▶ What needs to be done: Return the listing below word for word.

Collection entries:
--------------------------------------------------
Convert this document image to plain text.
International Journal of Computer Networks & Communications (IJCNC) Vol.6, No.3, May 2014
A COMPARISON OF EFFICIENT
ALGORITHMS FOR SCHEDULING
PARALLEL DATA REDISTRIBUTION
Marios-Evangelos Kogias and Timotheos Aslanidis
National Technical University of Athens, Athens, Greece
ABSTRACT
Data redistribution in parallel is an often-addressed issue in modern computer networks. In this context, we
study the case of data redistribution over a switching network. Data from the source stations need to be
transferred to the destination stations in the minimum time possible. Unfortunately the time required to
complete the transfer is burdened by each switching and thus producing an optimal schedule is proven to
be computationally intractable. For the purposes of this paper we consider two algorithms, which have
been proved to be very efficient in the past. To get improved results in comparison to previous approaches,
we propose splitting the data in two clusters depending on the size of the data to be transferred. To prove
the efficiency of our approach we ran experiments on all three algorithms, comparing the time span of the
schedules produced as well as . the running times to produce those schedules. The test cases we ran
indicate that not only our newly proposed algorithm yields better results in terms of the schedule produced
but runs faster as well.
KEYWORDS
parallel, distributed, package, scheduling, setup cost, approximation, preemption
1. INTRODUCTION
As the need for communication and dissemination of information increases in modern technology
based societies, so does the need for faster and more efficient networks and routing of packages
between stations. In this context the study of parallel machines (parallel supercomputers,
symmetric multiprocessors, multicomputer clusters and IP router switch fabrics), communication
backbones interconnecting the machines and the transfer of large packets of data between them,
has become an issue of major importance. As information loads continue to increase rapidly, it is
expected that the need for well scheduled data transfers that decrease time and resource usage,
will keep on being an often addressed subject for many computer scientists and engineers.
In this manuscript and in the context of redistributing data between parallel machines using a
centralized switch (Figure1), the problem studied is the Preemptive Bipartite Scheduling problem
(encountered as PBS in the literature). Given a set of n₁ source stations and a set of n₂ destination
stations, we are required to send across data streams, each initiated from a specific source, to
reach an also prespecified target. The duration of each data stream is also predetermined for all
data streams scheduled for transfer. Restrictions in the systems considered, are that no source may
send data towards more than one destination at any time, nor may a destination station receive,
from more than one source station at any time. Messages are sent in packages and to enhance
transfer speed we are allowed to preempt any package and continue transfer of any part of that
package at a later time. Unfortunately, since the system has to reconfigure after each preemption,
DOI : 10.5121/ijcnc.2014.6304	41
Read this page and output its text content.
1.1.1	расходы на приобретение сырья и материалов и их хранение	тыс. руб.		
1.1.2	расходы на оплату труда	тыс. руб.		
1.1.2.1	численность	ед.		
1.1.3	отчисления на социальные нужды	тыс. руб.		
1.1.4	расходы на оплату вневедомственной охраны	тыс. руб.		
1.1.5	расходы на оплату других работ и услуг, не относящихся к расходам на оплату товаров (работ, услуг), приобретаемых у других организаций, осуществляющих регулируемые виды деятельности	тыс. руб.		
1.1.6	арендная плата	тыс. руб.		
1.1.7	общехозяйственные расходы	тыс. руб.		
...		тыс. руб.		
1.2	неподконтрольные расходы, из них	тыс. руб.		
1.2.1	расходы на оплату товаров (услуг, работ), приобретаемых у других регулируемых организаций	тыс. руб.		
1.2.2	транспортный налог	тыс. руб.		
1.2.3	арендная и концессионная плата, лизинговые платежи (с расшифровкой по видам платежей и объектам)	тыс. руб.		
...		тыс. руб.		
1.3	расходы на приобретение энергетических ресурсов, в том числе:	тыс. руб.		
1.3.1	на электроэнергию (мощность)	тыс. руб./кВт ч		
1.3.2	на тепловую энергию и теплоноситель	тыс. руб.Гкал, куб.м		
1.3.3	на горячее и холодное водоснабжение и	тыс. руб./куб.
--------------------------------------------------
▶ Right answer:
Convert this document image to plain text.
International Journal of Computer Networks & Communications (IJCNC) Vol.6, No.3, May 2014
A COMPARISON OF EFFICIENT
ALGORITHMS FOR SCHEDULING
PARALLEL DATA REDISTRIBUTION
Marios-Evangelos Kogias and Timotheos Aslanidis
National Technical University of Athens, Athens, Greece
ABSTRACT
Data redistribution in parallel is an often-addressed issue in modern computer networks. In this context, we
study the case of data redistribution over a switching network. Data from the source stations need to be
transferred to the destination stations in the minimum time possible. Unfortunately the time required to
complete the transfer is burdened by each switching and thus producing an optimal schedule is proven to
be computationally intractable. For the purposes of this paper we consider two algorithms, which have
been proved to be very efficient in the past. To get improved results in comparison to previous approaches,
we propose splitting the data in two clusters depending on the size of the data to be transferred. To prove
the efficiency of our approach we ran experiments on all three algorithms, comparing the time span of the
schedules produced as well as . the running times to produce those schedules. The test cases we ran
indicate that not only our newly proposed algorithm yields better results in terms of the schedule produced
but runs faster as well.
KEYWORDS
parallel, distributed, package, scheduling, setup cost, approximation, preemption
1. INTRODUCTION
As the need for communication and dissemination of information increases in modern technology
based societies, so does the need for faster and more efficient networks and routing of packages
between stations. In this context the study of parallel machines (parallel supercomputers,
symmetric multiprocessors, multicomputer clusters and IP router switch fabrics), communication
backbones interconnecting the machines and the transfer of large packets of data between them,
has become an issue of major importance. As information loads continue to increase rapidly, it is
expected that the need for well scheduled data transfers that decrease time and resource usage,
will keep on being an often addressed subject for many computer scientists and engineers.
In this manuscript and in the context of redistributing data between parallel machines using a
centralized switch (Figure1), the problem studied is the Preemptive Bipartite Scheduling problem
(encountered as PBS in the literature). Given a set of n₁ source stations and a set of n₂ destination
stations, we are required to send across data streams, each initiated from a specific source, to
reach an also prespecified target. The duration of each data stream is also predetermined for all
data streams scheduled for transfer. Restrictions in the systems considered, are that no source may
send data towards more than one destination at any time, nor may a destination station receive,
from more than one source station at any time. Messages are sent in packages and to enhance
transfer speed we are allowed to preempt any package and continue transfer of any part of that
package at a later time. Unfortunately, since the system has to reconfigure after each preemption,
DOI : 10.5121/ijcnc.2014.6304	41
Read this page and output its text content.
1.1.1	расходы на приобретение сырья и материалов и их хранение	тыс. руб.		
1.1.2	расходы на оплату труда	тыс. руб.		
1.1.2.1	численность	ед.		
1.1.3	отчисления на социальные нужды	тыс. руб.		
1.1.4	расходы на оплату вневедомственной охраны	тыс. руб.		
1.1.5	расходы на оплату других работ и услуг, не относящихся к расходам на оплату товаров (работ, услуг), приобретаемых у других организаций, осуществляющих регулируемые виды деятельности	тыс. руб.		
1.1.6	арендная плата	тыс. руб.		
1.1.7	общехозяйственные расходы	тыс. руб.		
...		тыс. руб.		
1.2	неподконтрольные расходы, из них	тыс. руб.		
1.2.1	расходы на оплату товаров (услуг, работ), приобретаемых у других регулируемых организаций	тыс. руб.		
1.2.2	транспортный налог	тыс. руб.		
1.2.3	арендная и концессионная плата, лизинговые платежи (с расшифровкой по видам платежей и объектам)	тыс. руб.		
...		тыс. руб.		
1.3	расходы на приобретение энергетических ресурсов, в том числе:	тыс. руб.		
1.3.1	на электроэнергию (мощность)	тыс. руб./кВт ч		
1.3.2	на тепловую энергию и теплоноситель	тыс. руб.Гкал, куб.м		
1.3.3	на горячее и холодное водоснабжение и	тыс. руб./куб.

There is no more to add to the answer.